[Recorded data]
— begin —

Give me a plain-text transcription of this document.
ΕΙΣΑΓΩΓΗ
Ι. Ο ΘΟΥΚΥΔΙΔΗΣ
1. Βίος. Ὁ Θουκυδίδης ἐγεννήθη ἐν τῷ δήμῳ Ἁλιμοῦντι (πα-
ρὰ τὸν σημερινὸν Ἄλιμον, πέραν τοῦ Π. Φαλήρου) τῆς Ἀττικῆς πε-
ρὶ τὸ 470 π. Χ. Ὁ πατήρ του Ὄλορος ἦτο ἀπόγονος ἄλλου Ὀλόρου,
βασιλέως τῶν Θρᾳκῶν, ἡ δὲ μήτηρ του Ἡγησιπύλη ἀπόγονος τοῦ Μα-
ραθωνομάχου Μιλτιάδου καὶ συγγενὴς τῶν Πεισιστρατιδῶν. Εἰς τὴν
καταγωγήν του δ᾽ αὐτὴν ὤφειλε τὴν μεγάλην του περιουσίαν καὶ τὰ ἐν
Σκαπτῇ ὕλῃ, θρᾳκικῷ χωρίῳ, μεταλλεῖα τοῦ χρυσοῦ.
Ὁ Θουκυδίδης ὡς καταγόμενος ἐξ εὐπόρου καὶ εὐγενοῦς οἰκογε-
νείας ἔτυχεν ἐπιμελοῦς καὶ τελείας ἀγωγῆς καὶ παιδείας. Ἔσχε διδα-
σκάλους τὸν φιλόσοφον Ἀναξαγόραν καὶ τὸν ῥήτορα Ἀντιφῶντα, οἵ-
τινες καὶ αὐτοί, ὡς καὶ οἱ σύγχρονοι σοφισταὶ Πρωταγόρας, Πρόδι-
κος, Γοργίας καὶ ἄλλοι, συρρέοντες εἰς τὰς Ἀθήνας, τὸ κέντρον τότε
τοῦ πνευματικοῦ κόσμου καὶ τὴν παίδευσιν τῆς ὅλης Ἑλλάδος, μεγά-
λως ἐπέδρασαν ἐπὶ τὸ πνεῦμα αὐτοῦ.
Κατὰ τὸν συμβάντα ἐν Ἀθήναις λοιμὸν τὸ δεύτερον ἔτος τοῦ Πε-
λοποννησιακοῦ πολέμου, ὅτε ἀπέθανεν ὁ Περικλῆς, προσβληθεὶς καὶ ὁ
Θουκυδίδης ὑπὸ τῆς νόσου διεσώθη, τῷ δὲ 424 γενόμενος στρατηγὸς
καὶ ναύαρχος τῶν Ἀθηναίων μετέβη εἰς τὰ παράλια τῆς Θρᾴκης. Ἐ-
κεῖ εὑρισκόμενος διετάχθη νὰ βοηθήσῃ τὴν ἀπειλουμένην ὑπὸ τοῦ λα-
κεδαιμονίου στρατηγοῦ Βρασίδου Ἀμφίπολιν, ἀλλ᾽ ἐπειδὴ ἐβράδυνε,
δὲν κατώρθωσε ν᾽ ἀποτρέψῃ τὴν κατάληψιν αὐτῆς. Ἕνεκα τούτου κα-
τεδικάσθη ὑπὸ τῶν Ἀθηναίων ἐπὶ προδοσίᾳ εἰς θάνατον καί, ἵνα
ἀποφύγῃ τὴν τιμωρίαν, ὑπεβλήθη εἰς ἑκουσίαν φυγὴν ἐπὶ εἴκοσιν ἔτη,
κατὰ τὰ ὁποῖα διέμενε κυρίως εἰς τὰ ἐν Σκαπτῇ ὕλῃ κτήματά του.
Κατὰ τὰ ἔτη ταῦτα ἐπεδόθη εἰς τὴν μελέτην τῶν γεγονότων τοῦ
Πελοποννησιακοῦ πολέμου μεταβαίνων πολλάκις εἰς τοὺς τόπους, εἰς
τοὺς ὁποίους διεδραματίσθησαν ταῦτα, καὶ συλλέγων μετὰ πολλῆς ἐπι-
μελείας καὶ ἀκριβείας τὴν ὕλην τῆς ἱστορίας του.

— end —

Retype all the material above precisely, with no line left out.

Give me a plain-text transcription of this document.
ΕΙΣΑΓΩΓΗ
Ι. Ο ΘΟΥΚΥΔΙΔΗΣ
1. Βίος. Ὁ Θουκυδίδης ἐγεννήθη ἐν τῷ δήμῳ Ἁλιμοῦντι (πα-
ρὰ τὸν σημερινὸν Ἄλιμον, πέραν τοῦ Π. Φαλήρου) τῆς Ἀττικῆς πε-
ρὶ τὸ 470 π. Χ. Ὁ πατήρ του Ὄλορος ἦτο ἀπόγονος ἄλλου Ὀλόρου,
βασιλέως τῶν Θρᾳκῶν, ἡ δὲ μήτηρ του Ἡγησιπύλη ἀπόγονος τοῦ Μα-
ραθωνομάχου Μιλτιάδου καὶ συγγενὴς τῶν Πεισιστρατιδῶν. Εἰς τὴν
καταγωγήν του δ᾽ αὐτὴν ὤφειλε τὴν μεγάλην του περιουσίαν καὶ τὰ ἐν
Σκαπτῇ ὕλῃ, θρᾳκικῷ χωρίῳ, μεταλλεῖα τοῦ χρυσοῦ.
Ὁ Θουκυδίδης ὡς καταγόμενος ἐξ εὐπόρου καὶ εὐγενοῦς οἰκογε-
νείας ἔτυχεν ἐπιμελοῦς καὶ τελείας ἀγωγῆς καὶ παιδείας. Ἔσχε διδα-
σκάλους τὸν φιλόσοφον Ἀναξαγόραν καὶ τὸν ῥήτορα Ἀντιφῶντα, οἵ-
τινες καὶ αὐτοί, ὡς καὶ οἱ σύγχρονοι σοφισταὶ Πρωταγόρας, Πρόδι-
κος, Γοργίας καὶ ἄλλοι, συρρέοντες εἰς τὰς Ἀθήνας, τὸ κέντρον τότε
τοῦ πνευματικοῦ κόσμου καὶ τὴν παίδευσιν τῆς ὅλης Ἑλλάδος, μεγά-
λως ἐπέδρασαν ἐπὶ τὸ πνεῦμα αὐτοῦ.
Κατὰ τὸν συμβάντα ἐν Ἀθήναις λοιμὸν τὸ δεύτερον ἔτος τοῦ Πε-
λοποννησιακοῦ πολέμου, ὅτε ἀπέθανεν ὁ Περικλῆς, προσβληθεὶς καὶ ὁ
Θουκυδίδης ὑπὸ τῆς νόσου διεσώθη, τῷ δὲ 424 γενόμενος στρατηγὸς
καὶ ναύαρχος τῶν Ἀθηναίων μετέβη εἰς τὰ παράλια τῆς Θρᾴκης. Ἐ-
κεῖ εὑρισκόμενος διετάχθη νὰ βοηθήσῃ τὴν ἀπειλουμένην ὑπὸ τοῦ λα-
κεδαιμονίου στρατηγοῦ Βρασίδου Ἀμφίπολιν, ἀλλ᾽ ἐπειδὴ ἐβράδυνε,
δὲν κατώρθωσε ν᾽ ἀποτρέψῃ τὴν κατάληψιν αὐτῆς. Ἕνεκα τούτου κα-
τεδικάσθη ὑπὸ τῶν Ἀθηναίων ἐπὶ προδοσίᾳ εἰς θάνατον καί, ἵνα
ἀποφύγῃ τὴν τιμωρίαν, ὑπεβλήθη εἰς ἑκουσίαν φυγὴν ἐπὶ εἴκοσιν ἔτη,
κατὰ τὰ ὁποῖα διέμενε κυρίως εἰς τὰ ἐν Σκαπτῇ ὕλῃ κτήματά του.
Κατὰ τὰ ἔτη ταῦτα ἐπεδόθη εἰς τὴν μελέτην τῶν γεγονότων τοῦ
Πελοποννησιακοῦ πολέμου μεταβαίνων πολλάκις εἰς τοὺς τόπους, εἰς
τοὺς ὁποίους διεδραματίσθησαν ταῦτα, καὶ συλλέγων μετὰ πολλῆς ἐπι-
μελείας καὶ ἀκριβείας τὴν ὕλην τῆς ἱστορίας του.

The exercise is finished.